[Records from a collection of figures]
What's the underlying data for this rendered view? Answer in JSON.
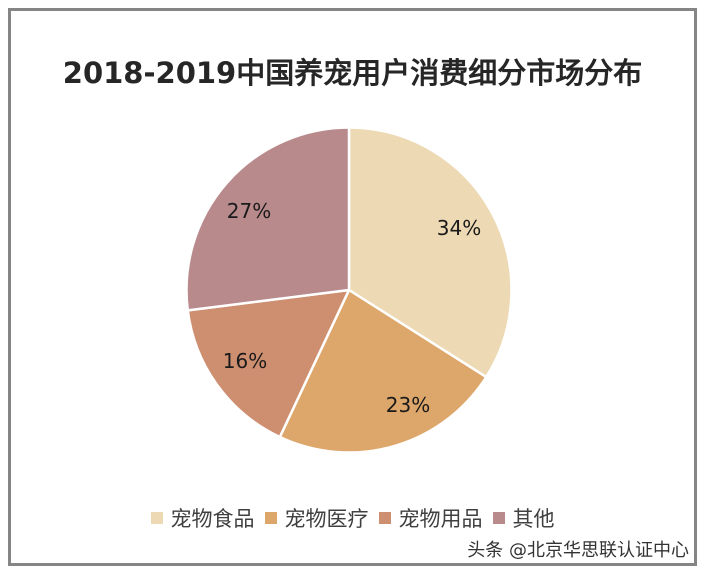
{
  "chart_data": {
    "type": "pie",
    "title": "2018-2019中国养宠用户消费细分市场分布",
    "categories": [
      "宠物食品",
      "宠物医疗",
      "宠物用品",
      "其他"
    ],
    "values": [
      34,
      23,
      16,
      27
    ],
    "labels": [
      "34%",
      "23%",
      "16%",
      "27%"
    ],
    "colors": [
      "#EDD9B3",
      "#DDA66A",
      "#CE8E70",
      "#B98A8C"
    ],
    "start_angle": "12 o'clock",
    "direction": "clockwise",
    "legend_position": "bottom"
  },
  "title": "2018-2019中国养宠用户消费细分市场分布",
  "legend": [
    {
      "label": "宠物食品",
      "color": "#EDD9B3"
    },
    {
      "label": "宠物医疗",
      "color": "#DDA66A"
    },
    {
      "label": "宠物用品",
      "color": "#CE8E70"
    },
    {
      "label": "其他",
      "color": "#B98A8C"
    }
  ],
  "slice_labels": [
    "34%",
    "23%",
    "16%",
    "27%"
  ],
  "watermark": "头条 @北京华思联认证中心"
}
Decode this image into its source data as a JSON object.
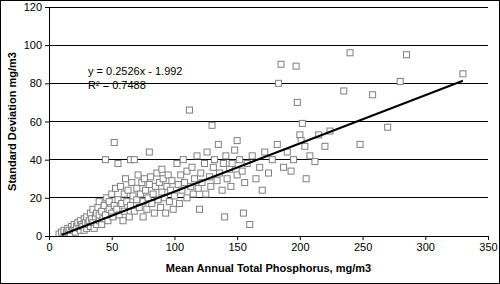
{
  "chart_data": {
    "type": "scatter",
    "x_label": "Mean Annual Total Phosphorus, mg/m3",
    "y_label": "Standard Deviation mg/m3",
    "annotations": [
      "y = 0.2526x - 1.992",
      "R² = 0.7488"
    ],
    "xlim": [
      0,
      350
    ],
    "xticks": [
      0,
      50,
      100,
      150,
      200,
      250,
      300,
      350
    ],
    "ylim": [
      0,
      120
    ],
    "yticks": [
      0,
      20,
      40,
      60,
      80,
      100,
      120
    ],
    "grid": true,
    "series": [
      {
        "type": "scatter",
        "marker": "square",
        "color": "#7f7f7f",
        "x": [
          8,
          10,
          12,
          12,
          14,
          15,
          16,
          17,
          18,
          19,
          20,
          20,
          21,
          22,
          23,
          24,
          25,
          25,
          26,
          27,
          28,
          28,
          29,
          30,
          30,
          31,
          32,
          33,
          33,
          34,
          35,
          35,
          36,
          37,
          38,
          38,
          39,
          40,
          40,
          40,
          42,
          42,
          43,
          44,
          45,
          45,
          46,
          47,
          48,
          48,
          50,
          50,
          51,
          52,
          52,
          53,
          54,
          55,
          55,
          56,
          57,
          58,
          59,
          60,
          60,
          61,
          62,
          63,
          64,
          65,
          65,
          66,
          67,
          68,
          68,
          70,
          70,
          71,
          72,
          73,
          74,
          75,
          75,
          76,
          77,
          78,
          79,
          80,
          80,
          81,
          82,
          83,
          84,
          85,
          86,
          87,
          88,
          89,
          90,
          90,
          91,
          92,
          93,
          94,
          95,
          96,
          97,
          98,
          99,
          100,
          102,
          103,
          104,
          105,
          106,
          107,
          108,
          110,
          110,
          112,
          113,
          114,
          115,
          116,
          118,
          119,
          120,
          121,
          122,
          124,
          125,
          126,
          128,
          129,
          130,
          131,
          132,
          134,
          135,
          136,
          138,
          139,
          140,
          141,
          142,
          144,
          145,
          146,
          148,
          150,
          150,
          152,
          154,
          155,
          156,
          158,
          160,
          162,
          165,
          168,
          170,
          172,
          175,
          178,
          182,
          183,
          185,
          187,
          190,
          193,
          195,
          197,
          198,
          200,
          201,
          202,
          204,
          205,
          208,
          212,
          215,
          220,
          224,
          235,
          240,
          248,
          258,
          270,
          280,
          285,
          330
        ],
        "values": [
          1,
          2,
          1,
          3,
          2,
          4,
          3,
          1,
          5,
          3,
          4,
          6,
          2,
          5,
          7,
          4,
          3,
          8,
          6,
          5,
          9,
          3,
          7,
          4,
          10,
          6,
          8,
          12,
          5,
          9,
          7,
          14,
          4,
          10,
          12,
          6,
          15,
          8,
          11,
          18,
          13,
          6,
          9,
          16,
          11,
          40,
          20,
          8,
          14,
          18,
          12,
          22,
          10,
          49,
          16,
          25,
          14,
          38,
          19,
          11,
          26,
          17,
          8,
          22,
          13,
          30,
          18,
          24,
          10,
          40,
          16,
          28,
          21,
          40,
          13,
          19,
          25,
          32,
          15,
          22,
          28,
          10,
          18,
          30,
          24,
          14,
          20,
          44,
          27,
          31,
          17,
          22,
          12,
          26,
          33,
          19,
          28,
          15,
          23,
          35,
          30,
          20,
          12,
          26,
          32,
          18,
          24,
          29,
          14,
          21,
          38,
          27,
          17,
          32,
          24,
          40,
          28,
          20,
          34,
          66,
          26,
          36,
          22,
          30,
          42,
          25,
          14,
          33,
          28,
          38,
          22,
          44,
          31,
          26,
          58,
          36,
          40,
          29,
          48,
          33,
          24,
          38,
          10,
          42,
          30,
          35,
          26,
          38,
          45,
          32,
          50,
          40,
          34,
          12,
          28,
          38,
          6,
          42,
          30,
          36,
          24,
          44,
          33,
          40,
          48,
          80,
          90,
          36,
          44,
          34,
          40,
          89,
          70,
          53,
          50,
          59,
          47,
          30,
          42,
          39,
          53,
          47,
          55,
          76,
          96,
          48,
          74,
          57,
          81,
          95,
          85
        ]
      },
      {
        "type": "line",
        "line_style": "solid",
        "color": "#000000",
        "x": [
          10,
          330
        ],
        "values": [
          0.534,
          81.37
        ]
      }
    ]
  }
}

TASK DETAILS:
Go through the entries above and output them exactly, without pictures.

COMPLETE ANSWER:
What's the underlying data for this rendered view? Answer in JSON.
{
  "chart_data": {
    "type": "pie",
    "title": "2018-2019中国养宠用户消费细分市场分布",
    "categories": [
      "宠物食品",
      "宠物医疗",
      "宠物用品",
      "其他"
    ],
    "values": [
      34,
      23,
      16,
      27
    ],
    "labels": [
      "34%",
      "23%",
      "16%",
      "27%"
    ],
    "colors": [
      "#EDD9B3",
      "#DDA66A",
      "#CE8E70",
      "#B98A8C"
    ],
    "start_angle": "12 o'clock",
    "direction": "clockwise",
    "legend_position": "bottom"
  },
  "title": "2018-2019中国养宠用户消费细分市场分布",
  "legend": [
    {
      "label": "宠物食品",
      "color": "#EDD9B3"
    },
    {
      "label": "宠物医疗",
      "color": "#DDA66A"
    },
    {
      "label": "宠物用品",
      "color": "#CE8E70"
    },
    {
      "label": "其他",
      "color": "#B98A8C"
    }
  ],
  "slice_labels": [
    "34%",
    "23%",
    "16%",
    "27%"
  ],
  "watermark": "头条 @北京华思联认证中心"
}
Decode this image into its source data as a JSON object.
{
  "chart_data": {
    "type": "scatter",
    "x_label": "Mean Annual Total Phosphorus, mg/m3",
    "y_label": "Standard Deviation mg/m3",
    "annotations": [
      "y = 0.2526x - 1.992",
      "R² = 0.7488"
    ],
    "xlim": [
      0,
      350
    ],
    "xticks": [
      0,
      50,
      100,
      150,
      200,
      250,
      300,
      350
    ],
    "ylim": [
      0,
      120
    ],
    "yticks": [
      0,
      20,
      40,
      60,
      80,
      100,
      120
    ],
    "grid": true,
    "series": [
      {
        "type": "scatter",
        "marker": "square",
        "color": "#7f7f7f",
        "x": [
          8,
          10,
          12,
          12,
          14,
          15,
          16,
          17,
          18,
          19,
          20,
          20,
          21,
          22,
          23,
          24,
          25,
          25,
          26,
          27,
          28,
          28,
          29,
          30,
          30,
          31,
          32,
          33,
          33,
          34,
          35,
          35,
          36,
          37,
          38,
          38,
          39,
          40,
          40,
          40,
          42,
          42,
          43,
          44,
          45,
          45,
          46,
          47,
          48,
          48,
          50,
          50,
          51,
          52,
          52,
          53,
          54,
          55,
          55,
          56,
          57,
          58,
          59,
          60,
          60,
          61,
          62,
          63,
          64,
          65,
          65,
          66,
          67,
          68,
          68,
          70,
          70,
          71,
          72,
          73,
          74,
          75,
          75,
          76,
          77,
          78,
          79,
          80,
          80,
          81,
          82,
          83,
          84,
          85,
          86,
          87,
          88,
          89,
          90,
          90,
          91,
          92,
          93,
          94,
          95,
          96,
          97,
          98,
          99,
          100,
          102,
          103,
          104,
          105,
          106,
          107,
          108,
          110,
          110,
          112,
          113,
          114,
          115,
          116,
          118,
          119,
          120,
          121,
          122,
          124,
          125,
          126,
          128,
          129,
          130,
          131,
          132,
          134,
          135,
          136,
          138,
          139,
          140,
          141,
          142,
          144,
          145,
          146,
          148,
          150,
          150,
          152,
          154,
          155,
          156,
          158,
          160,
          162,
          165,
          168,
          170,
          172,
          175,
          178,
          182,
          183,
          185,
          187,
          190,
          193,
          195,
          197,
          198,
          200,
          201,
          202,
          204,
          205,
          208,
          212,
          215,
          220,
          224,
          235,
          240,
          248,
          258,
          270,
          280,
          285,
          330
        ],
        "values": [
          1,
          2,
          1,
          3,
          2,
          4,
          3,
          1,
          5,
          3,
          4,
          6,
          2,
          5,
          7,
          4,
          3,
          8,
          6,
          5,
          9,
          3,
          7,
          4,
          10,
          6,
          8,
          12,
          5,
          9,
          7,
          14,
          4,
          10,
          12,
          6,
          15,
          8,
          11,
          18,
          13,
          6,
          9,
          16,
          11,
          40,
          20,
          8,
          14,
          18,
          12,
          22,
          10,
          49,
          16,
          25,
          14,
          38,
          19,
          11,
          26,
          17,
          8,
          22,
          13,
          30,
          18,
          24,
          10,
          40,
          16,
          28,
          21,
          40,
          13,
          19,
          25,
          32,
          15,
          22,
          28,
          10,
          18,
          30,
          24,
          14,
          20,
          44,
          27,
          31,
          17,
          22,
          12,
          26,
          33,
          19,
          28,
          15,
          23,
          35,
          30,
          20,
          12,
          26,
          32,
          18,
          24,
          29,
          14,
          21,
          38,
          27,
          17,
          32,
          24,
          40,
          28,
          20,
          34,
          66,
          26,
          36,
          22,
          30,
          42,
          25,
          14,
          33,
          28,
          38,
          22,
          44,
          31,
          26,
          58,
          36,
          40,
          29,
          48,
          33,
          24,
          38,
          10,
          42,
          30,
          35,
          26,
          38,
          45,
          32,
          50,
          40,
          34,
          12,
          28,
          38,
          6,
          42,
          30,
          36,
          24,
          44,
          33,
          40,
          48,
          80,
          90,
          36,
          44,
          34,
          40,
          89,
          70,
          53,
          50,
          59,
          47,
          30,
          42,
          39,
          53,
          47,
          55,
          76,
          96,
          48,
          74,
          57,
          81,
          95,
          85
        ]
      },
      {
        "type": "line",
        "line_style": "solid",
        "color": "#000000",
        "x": [
          10,
          330
        ],
        "values": [
          0.534,
          81.37
        ]
      }
    ]
  }
}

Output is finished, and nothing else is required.